- Work to be completed:
Pick every line from the data that holds the word "Year".

# # # # # # #

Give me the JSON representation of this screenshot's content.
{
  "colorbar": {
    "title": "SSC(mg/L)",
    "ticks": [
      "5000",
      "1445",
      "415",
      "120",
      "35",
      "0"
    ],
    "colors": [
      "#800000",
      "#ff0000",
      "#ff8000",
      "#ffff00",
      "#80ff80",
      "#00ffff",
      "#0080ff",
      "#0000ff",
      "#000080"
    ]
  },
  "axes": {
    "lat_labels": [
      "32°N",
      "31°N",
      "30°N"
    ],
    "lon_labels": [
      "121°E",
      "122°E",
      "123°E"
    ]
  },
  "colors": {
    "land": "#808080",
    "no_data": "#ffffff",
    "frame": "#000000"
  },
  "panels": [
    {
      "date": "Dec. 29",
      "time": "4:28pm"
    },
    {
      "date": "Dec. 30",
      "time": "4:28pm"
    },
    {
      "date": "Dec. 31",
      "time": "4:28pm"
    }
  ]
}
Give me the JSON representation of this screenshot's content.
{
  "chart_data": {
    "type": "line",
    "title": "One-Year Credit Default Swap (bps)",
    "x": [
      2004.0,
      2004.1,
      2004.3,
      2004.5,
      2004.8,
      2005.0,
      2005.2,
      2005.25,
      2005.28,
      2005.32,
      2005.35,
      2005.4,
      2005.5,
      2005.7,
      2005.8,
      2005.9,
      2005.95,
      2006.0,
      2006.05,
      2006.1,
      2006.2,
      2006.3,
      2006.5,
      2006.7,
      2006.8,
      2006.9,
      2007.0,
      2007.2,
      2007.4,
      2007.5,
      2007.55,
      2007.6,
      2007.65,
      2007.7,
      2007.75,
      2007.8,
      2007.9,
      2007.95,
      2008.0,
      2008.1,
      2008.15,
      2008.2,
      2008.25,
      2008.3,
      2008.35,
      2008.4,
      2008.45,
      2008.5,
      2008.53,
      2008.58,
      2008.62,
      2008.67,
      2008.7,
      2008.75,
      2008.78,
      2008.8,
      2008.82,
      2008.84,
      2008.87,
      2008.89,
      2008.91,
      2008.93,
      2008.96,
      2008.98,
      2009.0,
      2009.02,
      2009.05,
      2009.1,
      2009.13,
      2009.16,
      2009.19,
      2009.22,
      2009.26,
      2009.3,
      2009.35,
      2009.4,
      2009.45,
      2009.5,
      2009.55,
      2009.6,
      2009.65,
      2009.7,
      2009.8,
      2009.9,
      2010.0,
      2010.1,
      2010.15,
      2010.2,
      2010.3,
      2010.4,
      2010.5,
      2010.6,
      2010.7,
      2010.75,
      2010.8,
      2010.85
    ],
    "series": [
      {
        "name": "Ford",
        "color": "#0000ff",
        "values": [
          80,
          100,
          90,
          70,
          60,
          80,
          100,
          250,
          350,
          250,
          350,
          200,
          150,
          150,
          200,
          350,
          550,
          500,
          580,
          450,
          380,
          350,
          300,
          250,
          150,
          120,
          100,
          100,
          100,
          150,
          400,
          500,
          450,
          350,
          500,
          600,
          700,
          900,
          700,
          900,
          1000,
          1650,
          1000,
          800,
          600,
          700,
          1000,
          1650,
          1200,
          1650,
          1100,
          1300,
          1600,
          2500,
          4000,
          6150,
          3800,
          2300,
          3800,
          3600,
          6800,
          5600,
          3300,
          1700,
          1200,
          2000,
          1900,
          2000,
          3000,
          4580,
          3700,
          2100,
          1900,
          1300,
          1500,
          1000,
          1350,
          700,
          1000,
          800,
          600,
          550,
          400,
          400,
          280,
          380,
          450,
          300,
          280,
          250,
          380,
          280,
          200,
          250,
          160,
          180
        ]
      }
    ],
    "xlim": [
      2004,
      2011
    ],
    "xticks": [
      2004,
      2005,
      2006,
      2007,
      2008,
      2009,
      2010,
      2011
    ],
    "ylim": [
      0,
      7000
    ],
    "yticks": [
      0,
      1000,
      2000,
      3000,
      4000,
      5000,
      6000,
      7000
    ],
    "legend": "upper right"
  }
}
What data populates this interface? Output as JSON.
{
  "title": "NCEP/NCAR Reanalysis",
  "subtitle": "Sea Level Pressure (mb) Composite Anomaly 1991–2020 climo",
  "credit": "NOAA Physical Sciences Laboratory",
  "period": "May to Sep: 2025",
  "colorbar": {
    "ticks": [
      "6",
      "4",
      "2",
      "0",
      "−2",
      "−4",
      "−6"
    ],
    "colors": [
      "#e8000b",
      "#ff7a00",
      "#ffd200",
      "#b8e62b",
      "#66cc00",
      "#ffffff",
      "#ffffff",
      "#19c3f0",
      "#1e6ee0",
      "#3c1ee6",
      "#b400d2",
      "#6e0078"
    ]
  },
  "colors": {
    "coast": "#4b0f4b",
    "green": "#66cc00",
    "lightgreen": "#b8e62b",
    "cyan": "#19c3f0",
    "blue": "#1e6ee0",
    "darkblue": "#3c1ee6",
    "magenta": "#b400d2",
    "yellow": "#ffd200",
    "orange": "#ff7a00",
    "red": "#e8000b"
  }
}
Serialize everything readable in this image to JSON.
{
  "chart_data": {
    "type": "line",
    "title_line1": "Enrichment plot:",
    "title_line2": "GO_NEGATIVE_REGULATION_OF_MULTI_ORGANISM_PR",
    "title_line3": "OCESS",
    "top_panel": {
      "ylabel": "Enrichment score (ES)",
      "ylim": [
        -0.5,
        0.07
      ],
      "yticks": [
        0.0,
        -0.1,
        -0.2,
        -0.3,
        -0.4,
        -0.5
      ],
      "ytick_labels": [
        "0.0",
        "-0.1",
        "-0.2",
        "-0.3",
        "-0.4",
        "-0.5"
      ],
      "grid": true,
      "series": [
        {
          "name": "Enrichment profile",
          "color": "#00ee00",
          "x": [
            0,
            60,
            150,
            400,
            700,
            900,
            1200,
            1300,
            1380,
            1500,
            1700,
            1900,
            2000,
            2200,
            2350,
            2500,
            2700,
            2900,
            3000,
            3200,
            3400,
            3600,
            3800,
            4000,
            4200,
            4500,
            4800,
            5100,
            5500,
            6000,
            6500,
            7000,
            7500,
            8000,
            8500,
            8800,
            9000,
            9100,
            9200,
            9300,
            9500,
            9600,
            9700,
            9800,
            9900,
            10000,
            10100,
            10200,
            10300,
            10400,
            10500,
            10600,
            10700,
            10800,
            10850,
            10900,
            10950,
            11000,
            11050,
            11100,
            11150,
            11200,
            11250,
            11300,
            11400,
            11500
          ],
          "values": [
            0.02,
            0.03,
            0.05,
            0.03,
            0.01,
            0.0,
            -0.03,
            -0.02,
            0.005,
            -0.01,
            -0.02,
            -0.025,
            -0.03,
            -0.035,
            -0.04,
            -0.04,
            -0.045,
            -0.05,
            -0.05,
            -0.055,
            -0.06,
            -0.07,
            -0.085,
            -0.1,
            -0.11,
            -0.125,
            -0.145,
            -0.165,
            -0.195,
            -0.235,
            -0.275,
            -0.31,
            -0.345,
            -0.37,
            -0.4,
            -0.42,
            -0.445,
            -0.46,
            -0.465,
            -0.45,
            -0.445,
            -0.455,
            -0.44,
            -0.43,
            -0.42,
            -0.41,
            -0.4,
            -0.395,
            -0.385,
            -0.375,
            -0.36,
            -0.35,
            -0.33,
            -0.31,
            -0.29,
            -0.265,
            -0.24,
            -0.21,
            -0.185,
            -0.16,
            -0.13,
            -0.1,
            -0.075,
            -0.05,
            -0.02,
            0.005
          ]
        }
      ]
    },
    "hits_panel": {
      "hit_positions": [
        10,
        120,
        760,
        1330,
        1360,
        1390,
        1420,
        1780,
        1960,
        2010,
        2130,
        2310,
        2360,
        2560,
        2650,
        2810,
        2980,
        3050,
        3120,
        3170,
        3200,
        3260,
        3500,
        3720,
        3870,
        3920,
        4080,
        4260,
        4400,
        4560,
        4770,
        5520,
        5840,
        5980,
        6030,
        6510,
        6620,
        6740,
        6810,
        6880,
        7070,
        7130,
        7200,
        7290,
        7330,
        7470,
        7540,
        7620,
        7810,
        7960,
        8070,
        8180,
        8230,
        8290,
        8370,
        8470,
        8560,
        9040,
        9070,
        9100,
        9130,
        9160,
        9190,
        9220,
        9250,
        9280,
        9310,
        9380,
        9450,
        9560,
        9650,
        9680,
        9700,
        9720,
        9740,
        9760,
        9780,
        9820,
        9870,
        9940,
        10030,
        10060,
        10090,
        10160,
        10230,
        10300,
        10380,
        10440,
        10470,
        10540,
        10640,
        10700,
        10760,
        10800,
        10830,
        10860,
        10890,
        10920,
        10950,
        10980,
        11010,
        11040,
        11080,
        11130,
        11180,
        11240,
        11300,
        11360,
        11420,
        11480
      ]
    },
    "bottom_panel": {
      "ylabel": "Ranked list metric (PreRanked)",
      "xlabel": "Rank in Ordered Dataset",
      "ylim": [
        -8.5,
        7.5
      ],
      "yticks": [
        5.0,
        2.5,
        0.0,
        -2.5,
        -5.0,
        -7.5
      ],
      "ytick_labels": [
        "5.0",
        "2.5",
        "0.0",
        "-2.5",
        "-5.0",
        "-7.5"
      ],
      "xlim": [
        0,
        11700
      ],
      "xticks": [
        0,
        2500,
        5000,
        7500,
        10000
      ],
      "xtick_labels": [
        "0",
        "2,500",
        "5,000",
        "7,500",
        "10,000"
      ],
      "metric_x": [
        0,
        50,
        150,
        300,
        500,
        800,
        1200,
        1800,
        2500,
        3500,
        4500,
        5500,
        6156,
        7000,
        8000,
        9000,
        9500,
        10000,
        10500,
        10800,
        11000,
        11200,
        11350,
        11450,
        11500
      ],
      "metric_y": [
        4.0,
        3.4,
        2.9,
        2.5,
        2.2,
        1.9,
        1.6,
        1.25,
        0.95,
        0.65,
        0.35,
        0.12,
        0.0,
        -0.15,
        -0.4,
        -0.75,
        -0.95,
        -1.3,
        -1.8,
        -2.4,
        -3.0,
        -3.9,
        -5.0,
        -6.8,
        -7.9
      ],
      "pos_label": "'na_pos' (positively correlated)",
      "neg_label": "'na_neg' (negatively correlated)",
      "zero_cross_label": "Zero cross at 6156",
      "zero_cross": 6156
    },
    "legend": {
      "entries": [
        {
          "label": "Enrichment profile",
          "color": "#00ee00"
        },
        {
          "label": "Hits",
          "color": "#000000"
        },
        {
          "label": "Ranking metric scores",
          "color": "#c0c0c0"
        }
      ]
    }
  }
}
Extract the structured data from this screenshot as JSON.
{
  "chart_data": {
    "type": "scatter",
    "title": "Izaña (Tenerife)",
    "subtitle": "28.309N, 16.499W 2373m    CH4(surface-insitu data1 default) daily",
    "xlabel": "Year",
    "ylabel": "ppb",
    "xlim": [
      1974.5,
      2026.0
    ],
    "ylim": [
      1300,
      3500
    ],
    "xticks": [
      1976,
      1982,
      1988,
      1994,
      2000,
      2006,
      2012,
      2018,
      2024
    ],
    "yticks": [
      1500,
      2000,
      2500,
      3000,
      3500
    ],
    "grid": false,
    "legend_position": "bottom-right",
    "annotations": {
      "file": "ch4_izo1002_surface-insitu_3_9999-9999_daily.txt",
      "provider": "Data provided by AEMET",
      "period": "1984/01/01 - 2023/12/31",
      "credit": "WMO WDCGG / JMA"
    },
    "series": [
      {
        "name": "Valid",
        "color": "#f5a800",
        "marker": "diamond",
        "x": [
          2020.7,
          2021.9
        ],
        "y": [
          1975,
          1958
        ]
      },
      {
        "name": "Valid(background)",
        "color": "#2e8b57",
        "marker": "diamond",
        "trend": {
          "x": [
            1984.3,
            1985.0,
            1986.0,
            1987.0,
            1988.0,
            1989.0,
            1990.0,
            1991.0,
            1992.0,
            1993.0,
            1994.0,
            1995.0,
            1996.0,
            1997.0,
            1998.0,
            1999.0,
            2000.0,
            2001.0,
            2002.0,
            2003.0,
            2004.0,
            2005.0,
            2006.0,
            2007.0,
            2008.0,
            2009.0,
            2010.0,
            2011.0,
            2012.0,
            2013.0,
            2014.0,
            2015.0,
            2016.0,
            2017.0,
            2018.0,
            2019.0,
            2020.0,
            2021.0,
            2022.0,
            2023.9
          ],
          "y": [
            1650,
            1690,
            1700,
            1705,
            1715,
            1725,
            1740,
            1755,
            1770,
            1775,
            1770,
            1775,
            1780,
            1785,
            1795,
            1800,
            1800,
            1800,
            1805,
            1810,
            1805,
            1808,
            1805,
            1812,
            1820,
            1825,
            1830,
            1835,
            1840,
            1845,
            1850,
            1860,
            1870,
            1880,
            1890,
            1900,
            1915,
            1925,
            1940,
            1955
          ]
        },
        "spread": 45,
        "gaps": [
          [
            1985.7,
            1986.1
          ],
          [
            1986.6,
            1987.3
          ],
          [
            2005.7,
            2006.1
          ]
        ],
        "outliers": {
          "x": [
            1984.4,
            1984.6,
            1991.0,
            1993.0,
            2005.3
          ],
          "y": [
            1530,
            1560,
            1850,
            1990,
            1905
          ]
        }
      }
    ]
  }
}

# # # # # # #

- Output of the exercise:
    "title": "One-Year Credit Default Swap (bps)",
    "xlabel": "Year",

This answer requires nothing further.